Listed records —
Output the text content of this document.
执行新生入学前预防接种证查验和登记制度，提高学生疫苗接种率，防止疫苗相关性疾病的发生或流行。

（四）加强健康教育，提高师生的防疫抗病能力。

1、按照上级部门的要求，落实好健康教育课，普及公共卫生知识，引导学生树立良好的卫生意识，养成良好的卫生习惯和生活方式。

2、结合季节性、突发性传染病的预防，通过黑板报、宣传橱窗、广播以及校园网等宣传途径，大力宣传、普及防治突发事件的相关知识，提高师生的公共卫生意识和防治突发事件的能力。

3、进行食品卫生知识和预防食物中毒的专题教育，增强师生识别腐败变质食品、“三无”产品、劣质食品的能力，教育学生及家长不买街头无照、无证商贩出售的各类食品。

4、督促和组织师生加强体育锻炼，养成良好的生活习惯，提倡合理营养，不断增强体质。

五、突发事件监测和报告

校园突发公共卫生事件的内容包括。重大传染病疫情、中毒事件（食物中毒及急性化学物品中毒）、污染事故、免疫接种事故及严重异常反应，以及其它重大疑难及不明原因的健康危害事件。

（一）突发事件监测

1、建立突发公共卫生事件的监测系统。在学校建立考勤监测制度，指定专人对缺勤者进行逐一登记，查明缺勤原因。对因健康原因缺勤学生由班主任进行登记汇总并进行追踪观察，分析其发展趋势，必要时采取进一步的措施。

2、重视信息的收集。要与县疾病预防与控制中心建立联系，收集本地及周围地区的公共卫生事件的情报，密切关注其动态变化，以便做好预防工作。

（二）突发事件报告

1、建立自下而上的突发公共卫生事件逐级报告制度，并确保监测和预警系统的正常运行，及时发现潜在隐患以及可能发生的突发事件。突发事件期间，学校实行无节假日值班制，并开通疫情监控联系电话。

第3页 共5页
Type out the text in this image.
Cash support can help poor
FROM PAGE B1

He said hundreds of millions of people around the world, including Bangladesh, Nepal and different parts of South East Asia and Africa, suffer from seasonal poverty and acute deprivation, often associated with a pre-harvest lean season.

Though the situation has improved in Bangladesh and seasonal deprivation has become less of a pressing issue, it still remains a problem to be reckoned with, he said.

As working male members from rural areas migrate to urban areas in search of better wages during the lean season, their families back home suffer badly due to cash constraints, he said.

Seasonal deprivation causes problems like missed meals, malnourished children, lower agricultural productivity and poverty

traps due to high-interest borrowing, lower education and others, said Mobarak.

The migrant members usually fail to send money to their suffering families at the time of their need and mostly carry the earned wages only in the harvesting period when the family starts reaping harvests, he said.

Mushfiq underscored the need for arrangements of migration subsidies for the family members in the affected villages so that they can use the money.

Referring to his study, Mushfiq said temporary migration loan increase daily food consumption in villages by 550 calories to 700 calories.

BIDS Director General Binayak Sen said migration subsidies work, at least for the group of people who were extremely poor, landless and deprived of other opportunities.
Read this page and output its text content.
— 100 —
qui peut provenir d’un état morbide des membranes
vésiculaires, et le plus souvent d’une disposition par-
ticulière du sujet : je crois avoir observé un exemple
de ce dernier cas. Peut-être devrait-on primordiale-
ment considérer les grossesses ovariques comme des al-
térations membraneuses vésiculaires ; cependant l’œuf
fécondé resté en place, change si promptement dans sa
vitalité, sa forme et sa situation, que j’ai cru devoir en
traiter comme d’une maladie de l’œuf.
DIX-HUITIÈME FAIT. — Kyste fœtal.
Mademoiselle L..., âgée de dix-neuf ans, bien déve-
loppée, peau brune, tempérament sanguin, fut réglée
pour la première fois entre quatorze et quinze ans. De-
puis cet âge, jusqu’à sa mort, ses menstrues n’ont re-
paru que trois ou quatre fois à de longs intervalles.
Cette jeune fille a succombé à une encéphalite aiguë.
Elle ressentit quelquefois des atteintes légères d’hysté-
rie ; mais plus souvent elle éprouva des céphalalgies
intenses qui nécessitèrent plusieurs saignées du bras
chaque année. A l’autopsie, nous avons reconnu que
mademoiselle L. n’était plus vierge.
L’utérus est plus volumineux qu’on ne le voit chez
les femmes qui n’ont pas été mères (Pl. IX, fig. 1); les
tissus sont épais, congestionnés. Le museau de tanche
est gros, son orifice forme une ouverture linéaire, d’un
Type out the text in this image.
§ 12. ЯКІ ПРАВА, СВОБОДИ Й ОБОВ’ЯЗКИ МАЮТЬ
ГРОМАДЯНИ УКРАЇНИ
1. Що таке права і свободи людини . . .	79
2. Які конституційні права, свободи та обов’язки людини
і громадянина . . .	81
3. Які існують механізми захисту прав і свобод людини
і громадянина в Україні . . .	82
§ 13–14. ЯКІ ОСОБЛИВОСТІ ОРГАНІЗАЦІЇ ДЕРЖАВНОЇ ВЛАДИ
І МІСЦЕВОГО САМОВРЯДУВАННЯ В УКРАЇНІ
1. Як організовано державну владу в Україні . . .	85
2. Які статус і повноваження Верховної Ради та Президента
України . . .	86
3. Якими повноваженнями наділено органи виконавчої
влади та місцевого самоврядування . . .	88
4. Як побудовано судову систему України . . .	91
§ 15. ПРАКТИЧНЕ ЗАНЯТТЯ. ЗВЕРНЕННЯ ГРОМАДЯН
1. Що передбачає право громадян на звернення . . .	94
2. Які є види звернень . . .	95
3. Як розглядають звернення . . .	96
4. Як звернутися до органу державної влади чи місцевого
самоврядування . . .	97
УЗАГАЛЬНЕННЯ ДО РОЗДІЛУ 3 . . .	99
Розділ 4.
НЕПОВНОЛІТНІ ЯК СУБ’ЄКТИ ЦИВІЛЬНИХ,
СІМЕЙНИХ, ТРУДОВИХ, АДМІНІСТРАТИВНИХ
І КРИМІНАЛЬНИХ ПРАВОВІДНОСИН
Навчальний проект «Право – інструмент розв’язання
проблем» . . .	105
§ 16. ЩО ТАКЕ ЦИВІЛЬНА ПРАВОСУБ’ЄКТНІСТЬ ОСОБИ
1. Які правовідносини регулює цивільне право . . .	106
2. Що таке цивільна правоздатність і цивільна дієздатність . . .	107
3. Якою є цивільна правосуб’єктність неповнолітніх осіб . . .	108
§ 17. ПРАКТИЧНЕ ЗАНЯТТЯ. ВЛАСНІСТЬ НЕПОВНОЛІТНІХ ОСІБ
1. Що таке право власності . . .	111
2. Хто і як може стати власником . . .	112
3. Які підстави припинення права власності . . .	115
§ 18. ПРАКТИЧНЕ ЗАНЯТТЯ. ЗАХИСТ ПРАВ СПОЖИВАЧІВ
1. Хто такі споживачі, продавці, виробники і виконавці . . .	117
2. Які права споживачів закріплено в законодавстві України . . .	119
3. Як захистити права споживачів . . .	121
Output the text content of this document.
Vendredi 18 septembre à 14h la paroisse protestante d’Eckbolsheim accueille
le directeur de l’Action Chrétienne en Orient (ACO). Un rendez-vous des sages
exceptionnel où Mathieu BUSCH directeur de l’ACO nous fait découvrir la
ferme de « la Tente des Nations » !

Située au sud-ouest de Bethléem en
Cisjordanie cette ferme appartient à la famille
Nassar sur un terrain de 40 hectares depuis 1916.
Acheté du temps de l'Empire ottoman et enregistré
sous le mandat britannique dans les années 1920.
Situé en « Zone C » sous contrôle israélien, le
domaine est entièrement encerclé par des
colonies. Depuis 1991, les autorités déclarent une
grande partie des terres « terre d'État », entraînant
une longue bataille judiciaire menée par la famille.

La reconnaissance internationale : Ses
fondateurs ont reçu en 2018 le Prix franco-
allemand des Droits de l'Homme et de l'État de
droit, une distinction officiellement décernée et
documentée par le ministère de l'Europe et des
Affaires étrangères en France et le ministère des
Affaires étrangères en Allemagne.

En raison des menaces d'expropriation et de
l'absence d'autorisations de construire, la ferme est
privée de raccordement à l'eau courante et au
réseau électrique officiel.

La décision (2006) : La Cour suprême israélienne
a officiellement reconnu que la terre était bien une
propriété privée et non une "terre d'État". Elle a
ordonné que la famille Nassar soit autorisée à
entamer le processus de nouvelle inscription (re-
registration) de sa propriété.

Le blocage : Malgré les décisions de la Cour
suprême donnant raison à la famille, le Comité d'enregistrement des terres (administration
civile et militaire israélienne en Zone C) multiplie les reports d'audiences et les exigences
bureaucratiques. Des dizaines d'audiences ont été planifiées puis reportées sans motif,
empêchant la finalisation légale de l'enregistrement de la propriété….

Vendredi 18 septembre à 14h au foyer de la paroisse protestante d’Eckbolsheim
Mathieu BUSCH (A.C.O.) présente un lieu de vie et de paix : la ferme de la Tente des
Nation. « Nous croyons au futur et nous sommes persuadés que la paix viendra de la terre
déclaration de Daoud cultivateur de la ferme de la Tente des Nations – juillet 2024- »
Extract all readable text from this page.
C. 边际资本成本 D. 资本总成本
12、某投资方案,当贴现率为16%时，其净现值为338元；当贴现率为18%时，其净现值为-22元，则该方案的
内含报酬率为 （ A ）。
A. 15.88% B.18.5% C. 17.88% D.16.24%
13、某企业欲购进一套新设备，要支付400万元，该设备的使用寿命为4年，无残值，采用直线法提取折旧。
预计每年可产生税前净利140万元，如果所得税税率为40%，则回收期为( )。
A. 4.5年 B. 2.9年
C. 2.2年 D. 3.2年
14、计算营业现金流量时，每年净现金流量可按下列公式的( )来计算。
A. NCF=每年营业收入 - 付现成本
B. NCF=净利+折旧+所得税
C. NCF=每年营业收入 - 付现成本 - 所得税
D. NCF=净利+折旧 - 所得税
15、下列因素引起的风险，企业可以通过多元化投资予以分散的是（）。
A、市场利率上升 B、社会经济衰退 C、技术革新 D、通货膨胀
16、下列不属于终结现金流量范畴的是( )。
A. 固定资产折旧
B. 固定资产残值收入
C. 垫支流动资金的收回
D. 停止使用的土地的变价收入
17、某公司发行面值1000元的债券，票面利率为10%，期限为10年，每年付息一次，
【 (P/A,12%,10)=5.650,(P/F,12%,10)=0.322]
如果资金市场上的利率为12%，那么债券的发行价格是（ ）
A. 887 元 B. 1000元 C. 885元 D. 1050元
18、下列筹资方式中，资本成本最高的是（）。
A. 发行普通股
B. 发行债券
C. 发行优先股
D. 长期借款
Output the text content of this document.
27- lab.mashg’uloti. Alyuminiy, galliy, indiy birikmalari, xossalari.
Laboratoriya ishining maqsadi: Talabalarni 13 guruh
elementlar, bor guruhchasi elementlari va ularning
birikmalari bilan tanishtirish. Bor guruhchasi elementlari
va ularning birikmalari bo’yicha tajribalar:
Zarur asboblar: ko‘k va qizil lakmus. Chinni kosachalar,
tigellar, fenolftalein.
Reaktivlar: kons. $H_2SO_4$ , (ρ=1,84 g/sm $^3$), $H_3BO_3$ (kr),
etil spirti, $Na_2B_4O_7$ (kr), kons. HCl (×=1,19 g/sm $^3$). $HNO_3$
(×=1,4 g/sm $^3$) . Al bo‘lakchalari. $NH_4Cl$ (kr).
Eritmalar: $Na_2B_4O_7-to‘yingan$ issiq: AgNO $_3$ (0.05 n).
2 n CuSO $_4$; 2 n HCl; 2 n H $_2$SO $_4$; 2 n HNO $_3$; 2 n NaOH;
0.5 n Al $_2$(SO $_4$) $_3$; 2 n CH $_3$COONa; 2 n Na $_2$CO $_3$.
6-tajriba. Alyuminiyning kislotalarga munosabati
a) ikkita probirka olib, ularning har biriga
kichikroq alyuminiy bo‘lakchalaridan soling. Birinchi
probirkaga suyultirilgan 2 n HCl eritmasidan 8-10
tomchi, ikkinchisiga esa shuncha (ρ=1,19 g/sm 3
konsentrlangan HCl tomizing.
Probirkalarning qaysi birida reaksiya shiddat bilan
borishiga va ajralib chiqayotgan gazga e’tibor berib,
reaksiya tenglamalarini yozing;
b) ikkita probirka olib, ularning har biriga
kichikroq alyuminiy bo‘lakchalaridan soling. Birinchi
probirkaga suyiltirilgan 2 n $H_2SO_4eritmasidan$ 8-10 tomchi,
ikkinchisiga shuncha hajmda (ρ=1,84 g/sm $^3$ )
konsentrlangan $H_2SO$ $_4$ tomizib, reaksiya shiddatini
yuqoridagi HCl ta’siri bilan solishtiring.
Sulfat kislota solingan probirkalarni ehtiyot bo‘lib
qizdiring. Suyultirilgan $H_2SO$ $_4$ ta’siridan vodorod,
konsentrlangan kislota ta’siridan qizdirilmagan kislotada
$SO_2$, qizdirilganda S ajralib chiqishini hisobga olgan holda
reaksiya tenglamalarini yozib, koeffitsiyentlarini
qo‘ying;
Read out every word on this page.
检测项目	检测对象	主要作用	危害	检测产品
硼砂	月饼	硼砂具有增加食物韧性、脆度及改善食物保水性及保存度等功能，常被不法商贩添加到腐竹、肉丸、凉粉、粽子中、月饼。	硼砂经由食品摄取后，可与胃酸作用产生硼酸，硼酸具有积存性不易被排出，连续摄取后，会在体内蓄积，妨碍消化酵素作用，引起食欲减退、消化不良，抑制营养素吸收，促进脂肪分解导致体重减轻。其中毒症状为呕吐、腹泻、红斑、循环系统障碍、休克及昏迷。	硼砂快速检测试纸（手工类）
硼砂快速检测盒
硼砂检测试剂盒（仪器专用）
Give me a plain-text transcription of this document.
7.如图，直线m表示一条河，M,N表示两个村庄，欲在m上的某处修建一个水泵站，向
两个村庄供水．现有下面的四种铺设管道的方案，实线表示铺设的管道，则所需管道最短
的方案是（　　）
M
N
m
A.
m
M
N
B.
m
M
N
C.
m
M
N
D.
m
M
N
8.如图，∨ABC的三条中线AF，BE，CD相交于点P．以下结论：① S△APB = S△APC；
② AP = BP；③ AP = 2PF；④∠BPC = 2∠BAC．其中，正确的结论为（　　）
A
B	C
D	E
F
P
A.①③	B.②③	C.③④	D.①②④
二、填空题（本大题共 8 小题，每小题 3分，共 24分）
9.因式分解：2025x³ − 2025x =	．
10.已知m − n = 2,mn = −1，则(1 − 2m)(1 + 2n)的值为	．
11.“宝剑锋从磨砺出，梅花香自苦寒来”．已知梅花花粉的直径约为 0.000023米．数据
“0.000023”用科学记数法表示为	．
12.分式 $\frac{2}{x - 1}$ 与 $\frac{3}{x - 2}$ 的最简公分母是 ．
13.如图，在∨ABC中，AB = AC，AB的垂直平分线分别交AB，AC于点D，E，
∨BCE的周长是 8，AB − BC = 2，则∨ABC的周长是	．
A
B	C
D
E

Your objective — Count the lines in the records above that contain the word "sous", and reply with only that number.

Response — 2